▸ **GIVEN TASK**
Quote each line exactly, from the line that contains "Parse this chart and return its data as JSON." down to the last line of the listing, and no other lines.

▸ **DATASET RECORDS**
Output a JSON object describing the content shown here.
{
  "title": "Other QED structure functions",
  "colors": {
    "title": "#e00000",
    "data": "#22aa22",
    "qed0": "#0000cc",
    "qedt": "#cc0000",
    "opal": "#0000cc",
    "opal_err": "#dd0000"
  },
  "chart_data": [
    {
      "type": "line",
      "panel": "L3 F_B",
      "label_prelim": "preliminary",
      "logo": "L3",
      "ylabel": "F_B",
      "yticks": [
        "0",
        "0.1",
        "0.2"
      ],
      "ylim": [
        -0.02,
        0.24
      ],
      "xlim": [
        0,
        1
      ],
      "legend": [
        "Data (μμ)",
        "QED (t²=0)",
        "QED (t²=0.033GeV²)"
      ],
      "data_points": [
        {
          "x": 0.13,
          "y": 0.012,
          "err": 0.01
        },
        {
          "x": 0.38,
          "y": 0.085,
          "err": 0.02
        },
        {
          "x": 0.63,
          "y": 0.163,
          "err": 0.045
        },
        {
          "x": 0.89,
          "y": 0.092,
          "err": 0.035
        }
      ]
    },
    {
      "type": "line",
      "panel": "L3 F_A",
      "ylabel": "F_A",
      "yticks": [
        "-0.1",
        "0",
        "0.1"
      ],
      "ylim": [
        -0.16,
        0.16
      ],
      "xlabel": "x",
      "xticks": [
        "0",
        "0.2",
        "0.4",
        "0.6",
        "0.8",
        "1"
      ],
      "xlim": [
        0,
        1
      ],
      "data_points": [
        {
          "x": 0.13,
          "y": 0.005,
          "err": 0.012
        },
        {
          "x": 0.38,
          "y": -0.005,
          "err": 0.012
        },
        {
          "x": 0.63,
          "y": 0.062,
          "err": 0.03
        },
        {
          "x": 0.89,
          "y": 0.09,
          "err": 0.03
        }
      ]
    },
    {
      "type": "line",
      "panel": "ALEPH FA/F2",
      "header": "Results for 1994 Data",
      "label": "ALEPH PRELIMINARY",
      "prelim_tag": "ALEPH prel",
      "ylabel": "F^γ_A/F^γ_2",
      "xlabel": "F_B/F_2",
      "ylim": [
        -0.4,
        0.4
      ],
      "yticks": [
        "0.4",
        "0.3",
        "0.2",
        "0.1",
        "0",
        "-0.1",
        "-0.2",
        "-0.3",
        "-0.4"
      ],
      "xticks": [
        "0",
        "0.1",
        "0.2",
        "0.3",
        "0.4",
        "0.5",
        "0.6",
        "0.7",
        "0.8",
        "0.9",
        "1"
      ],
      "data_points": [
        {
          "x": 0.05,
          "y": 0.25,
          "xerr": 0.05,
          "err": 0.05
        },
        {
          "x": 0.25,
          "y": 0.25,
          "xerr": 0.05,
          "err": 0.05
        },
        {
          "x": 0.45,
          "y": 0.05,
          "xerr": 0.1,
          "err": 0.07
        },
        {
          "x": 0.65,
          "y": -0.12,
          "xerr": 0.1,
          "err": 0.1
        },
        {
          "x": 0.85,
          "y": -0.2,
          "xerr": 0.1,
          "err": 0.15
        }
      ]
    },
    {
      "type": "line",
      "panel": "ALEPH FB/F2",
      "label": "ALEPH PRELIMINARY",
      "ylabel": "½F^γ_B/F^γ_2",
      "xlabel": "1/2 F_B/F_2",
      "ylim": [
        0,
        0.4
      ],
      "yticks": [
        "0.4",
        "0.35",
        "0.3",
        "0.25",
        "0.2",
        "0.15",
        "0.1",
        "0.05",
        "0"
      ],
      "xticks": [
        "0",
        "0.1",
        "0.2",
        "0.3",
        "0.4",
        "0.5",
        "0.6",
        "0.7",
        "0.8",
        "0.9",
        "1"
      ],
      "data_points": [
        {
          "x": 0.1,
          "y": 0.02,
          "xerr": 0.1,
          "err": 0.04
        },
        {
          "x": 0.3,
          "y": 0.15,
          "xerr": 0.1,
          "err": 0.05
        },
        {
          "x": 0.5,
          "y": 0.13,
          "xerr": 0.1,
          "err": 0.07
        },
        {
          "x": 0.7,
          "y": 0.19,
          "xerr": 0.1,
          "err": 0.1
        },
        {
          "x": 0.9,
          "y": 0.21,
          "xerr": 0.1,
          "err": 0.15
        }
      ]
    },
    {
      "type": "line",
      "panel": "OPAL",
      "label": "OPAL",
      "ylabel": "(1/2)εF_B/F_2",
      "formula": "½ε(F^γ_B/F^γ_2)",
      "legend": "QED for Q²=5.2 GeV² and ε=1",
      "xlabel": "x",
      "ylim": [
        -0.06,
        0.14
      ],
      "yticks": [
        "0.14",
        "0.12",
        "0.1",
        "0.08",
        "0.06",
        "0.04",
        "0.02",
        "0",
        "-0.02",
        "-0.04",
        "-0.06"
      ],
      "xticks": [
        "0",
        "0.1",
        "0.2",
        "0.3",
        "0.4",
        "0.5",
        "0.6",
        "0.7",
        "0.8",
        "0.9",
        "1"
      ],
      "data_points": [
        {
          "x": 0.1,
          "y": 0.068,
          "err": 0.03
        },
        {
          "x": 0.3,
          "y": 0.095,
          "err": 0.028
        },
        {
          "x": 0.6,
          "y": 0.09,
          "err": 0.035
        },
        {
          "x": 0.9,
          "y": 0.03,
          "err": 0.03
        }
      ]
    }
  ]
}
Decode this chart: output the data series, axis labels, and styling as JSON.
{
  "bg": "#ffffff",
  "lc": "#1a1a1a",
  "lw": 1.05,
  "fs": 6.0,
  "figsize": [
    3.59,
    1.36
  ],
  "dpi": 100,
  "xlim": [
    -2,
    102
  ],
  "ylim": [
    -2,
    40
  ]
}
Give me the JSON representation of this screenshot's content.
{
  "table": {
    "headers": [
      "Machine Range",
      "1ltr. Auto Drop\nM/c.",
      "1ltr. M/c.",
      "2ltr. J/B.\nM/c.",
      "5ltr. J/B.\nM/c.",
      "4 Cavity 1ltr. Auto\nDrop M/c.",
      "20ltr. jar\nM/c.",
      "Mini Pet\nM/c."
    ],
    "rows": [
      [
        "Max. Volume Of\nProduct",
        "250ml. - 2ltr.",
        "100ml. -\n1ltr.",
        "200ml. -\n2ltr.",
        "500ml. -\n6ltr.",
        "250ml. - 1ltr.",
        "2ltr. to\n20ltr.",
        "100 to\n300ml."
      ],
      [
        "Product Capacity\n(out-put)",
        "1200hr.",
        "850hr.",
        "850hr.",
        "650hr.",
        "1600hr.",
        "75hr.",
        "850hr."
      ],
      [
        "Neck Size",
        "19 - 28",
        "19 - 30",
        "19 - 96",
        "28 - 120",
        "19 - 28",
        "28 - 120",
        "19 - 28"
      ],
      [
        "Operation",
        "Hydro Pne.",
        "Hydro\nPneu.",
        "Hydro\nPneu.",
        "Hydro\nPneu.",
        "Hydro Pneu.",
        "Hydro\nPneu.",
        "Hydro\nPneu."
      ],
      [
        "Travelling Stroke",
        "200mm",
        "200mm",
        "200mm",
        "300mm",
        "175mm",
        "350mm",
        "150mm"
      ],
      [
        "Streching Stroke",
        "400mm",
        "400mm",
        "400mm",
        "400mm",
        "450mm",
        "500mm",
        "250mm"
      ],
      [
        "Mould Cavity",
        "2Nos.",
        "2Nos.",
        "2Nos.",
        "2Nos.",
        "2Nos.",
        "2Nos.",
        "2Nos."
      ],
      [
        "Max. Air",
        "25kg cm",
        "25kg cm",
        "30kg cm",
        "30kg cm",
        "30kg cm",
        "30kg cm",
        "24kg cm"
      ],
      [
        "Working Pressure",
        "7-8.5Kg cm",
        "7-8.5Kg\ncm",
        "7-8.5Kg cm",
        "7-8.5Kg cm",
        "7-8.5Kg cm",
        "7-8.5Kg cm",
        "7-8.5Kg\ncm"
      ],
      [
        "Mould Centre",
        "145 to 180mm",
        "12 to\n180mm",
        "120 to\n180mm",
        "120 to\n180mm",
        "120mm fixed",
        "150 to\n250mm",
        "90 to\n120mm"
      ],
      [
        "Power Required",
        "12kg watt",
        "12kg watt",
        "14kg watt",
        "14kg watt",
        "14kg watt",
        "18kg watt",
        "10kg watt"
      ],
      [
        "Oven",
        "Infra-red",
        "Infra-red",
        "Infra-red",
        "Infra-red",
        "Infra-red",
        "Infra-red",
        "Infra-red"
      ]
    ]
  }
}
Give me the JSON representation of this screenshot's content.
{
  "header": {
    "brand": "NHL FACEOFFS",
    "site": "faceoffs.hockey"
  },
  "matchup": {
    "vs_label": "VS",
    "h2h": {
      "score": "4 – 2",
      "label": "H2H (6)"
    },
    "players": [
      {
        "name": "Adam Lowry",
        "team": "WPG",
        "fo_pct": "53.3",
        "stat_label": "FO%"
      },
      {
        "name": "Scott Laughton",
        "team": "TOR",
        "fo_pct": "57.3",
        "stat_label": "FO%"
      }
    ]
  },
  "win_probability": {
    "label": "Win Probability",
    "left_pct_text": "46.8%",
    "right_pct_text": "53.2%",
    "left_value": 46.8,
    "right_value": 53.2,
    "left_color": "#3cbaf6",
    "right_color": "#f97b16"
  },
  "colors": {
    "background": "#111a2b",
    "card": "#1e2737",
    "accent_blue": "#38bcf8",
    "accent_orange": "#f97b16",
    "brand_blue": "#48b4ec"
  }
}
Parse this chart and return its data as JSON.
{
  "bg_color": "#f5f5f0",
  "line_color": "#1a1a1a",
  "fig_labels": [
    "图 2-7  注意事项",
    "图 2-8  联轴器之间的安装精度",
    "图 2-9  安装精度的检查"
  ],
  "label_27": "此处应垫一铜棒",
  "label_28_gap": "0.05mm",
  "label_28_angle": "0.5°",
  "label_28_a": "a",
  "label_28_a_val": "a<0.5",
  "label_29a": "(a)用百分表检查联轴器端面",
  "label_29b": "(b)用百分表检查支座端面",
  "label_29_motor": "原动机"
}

▸ **COMPLETE ANSWER**
Parse this chart and return its data as JSON.
{
  "bg_color": "#f5f5f0",
  "line_color": "#1a1a1a",
  "fig_labels": [
    "图 2-7  注意事项",
    "图 2-8  联轴器之间的安装精度",
    "图 2-9  安装精度的检查"
  ],
  "label_27": "此处应垫一铜棒",
  "label_28_gap": "0.05mm",
  "label_28_angle": "0.5°",
  "label_28_a": "a",
  "label_28_a_val": "a<0.5",
  "label_29a": "(a)用百分表检查联轴器端面",
  "label_29b": "(b)用百分表检查支座端面",
  "label_29_motor": "原动机"
}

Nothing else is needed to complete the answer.